Data entries
+++
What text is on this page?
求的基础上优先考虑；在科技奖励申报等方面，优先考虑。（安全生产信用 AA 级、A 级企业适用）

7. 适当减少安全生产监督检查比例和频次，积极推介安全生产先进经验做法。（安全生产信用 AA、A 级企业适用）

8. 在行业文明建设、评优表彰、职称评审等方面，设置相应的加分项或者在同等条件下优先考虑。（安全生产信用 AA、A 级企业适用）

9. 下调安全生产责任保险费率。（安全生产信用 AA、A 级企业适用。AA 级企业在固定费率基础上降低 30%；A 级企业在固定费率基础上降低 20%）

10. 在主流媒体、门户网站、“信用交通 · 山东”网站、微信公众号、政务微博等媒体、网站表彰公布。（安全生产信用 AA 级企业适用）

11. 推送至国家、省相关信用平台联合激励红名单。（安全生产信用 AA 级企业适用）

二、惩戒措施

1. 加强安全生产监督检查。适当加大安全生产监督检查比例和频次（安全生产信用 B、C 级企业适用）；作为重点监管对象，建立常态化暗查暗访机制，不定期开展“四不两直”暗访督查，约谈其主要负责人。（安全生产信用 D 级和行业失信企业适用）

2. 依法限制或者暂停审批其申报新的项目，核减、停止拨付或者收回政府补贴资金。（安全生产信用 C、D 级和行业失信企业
+++
Quote the whole listing above, leaving nothing out.

What text is on this page?
求的基础上优先考虑；在科技奖励申报等方面，优先考虑。（安全生产信用 AA 级、A 级企业适用）

7. 适当减少安全生产监督检查比例和频次，积极推介安全生产先进经验做法。（安全生产信用 AA、A 级企业适用）

8. 在行业文明建设、评优表彰、职称评审等方面，设置相应的加分项或者在同等条件下优先考虑。（安全生产信用 AA、A 级企业适用）

9. 下调安全生产责任保险费率。（安全生产信用 AA、A 级企业适用。AA 级企业在固定费率基础上降低 30%；A 级企业在固定费率基础上降低 20%）

10. 在主流媒体、门户网站、“信用交通 · 山东”网站、微信公众号、政务微博等媒体、网站表彰公布。（安全生产信用 AA 级企业适用）

11. 推送至国家、省相关信用平台联合激励红名单。（安全生产信用 AA 级企业适用）

二、惩戒措施

1. 加强安全生产监督检查。适当加大安全生产监督检查比例和频次（安全生产信用 B、C 级企业适用）；作为重点监管对象，建立常态化暗查暗访机制，不定期开展“四不两直”暗访督查，约谈其主要负责人。（安全生产信用 D 级和行业失信企业适用）

2. 依法限制或者暂停审批其申报新的项目，核减、停止拨付或者收回政府补贴资金。（安全生产信用 C、D 级和行业失信企业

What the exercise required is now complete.